Records from a data collection
## start
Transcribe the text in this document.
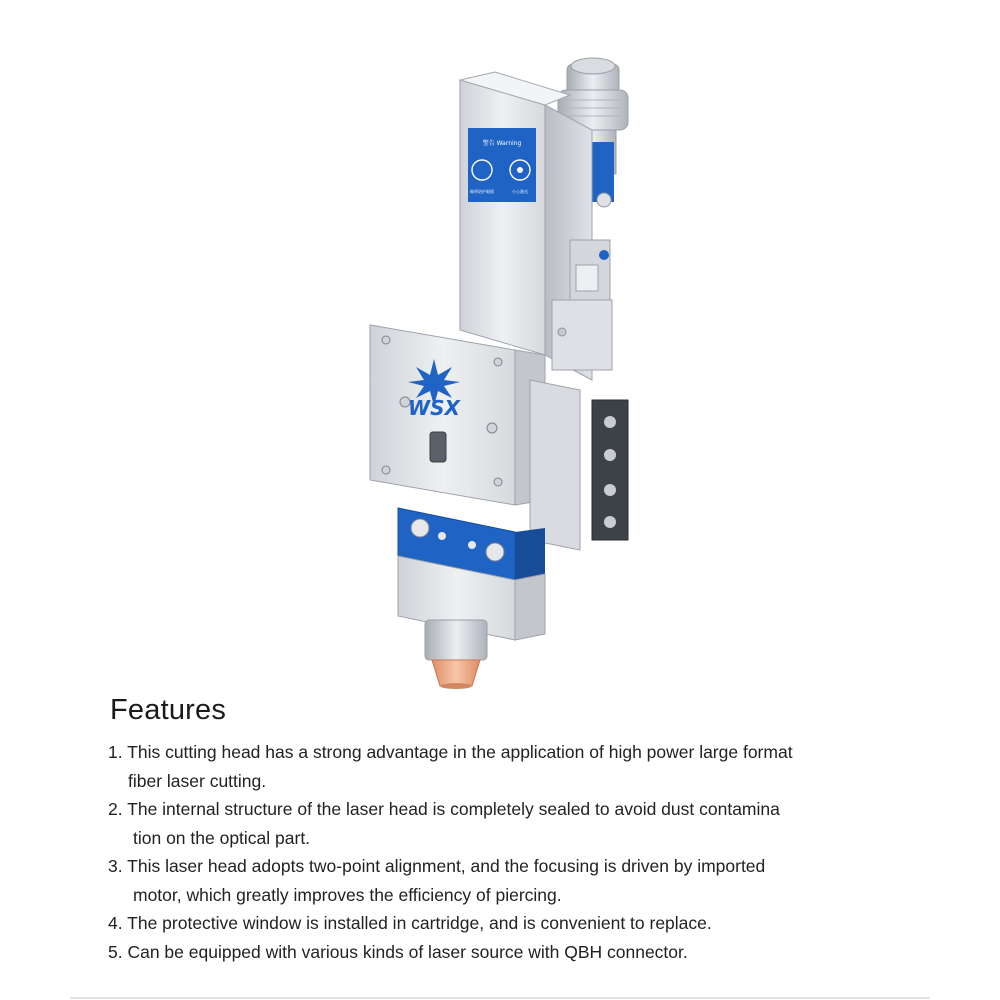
警告 Warning
佩带防护眼镜	小心激光
WSX
Features
1. This cutting head has a strong advantage in the application of high power large format
fiber laser cutting.
2. The internal structure of the laser head is completely sealed to avoid dust contamina
tion on the optical part.
3. This laser head adopts two-point alignment, and the focusing is driven by imported
motor, which greatly improves the efficiency of piercing.
4. The protective window is installed in cartridge, and is convenient to replace.
5. Can be equipped with various kinds of laser source with QBH connector.
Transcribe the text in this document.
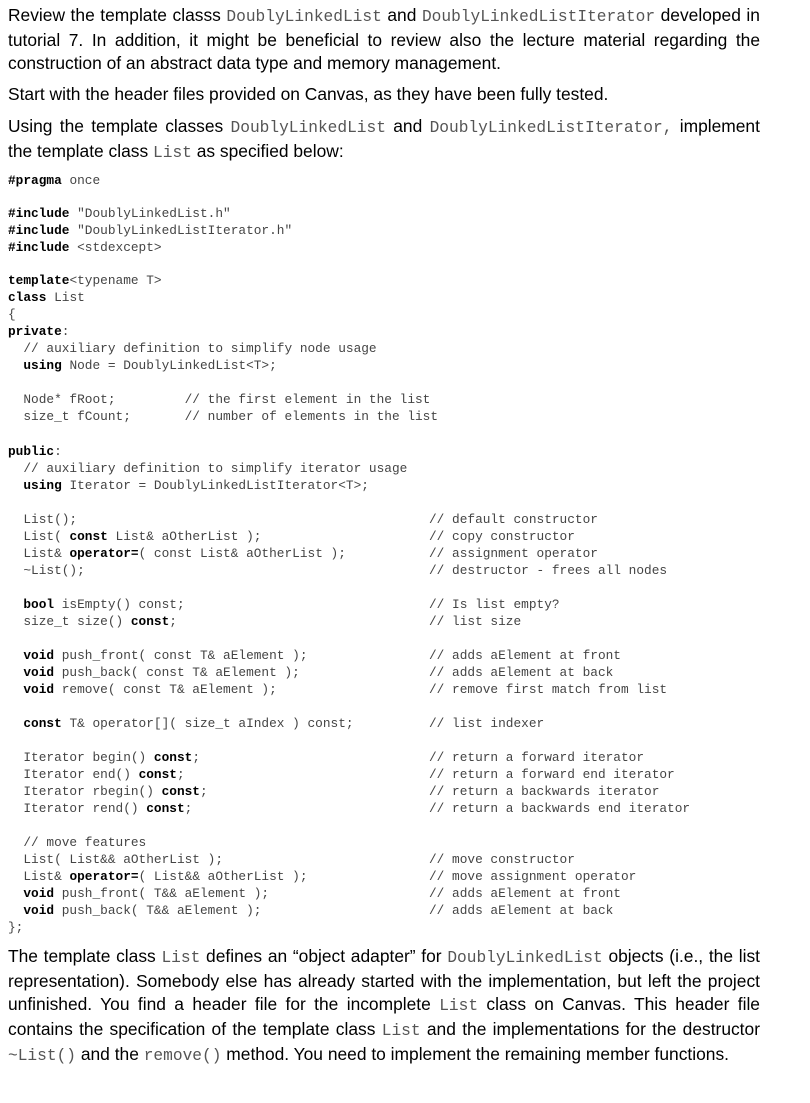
Review the template classs DoublyLinkedList and DoublyLinkedListIterator developed in tutorial 7. In addition, it might be beneficial to review also the lecture material regarding the construction of an abstract data type and memory management.
Start with the header files provided on Canvas, as they have been fully tested.
Using the template classes DoublyLinkedList and DoublyLinkedListIterator, implement the template class List as specified below:
#pragma once
#include "DoublyLinkedList.h"
#include "DoublyLinkedListIterator.h"
#include <stdexcept>
template<typename T>
class List
{
private:
// auxiliary definition to simplify node usage
using Node = DoublyLinkedList<T>;
Node* fRoot;         // the first element in the list
size_t fCount;       // number of elements in the list
public:
// auxiliary definition to simplify iterator usage
using Iterator = DoublyLinkedListIterator<T>;
List();	// default constructor
List( const List& aOtherList );	// copy constructor
List& operator=( const List& aOtherList );	// assignment operator
~List();	// destructor - frees all nodes
bool isEmpty() const;	// Is list empty?
size_t size() const;	// list size
void push_front( const T& aElement );	// adds aElement at front
void push_back( const T& aElement );	// adds aElement at back
void remove( const T& aElement );	// remove first match from list
const T& operator[]( size_t aIndex ) const;	// list indexer
Iterator begin() const;	// return a forward iterator
Iterator end() const;	// return a forward end iterator
Iterator rbegin() const;	// return a backwards iterator
Iterator rend() const;	// return a backwards end iterator
// move features
List( List&& aOtherList );	// move constructor
List& operator=( List&& aOtherList );	// move assignment operator
void push_front( T&& aElement );	// adds aElement at front
void push_back( T&& aElement );	// adds aElement at back
};
The template class List defines an “object adapter” for DoublyLinkedList objects (i.e., the list representation). Somebody else has already started with the implementation, but left the project unfinished. You find a header file for the incomplete List class on Canvas. This header file contains the specification of the template class List and the implementations for the destructor ~List() and the remove() method. You need to implement the remaining member functions.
## end
Return each line in the records that holds the string "Canvas".

Start with the header files provided on Canvas, as they have been fully tested.
The template class List defines an “object adapter” for DoublyLinkedList objects (i.e., the list representation). Somebody else has already started with the implementation, but left the project unfinished. You find a header file for the incomplete List class on Canvas. This header file contains the specification of the template class List and the implementations for the destructor ~List() and the remove() method. You need to implement the remaining member functions.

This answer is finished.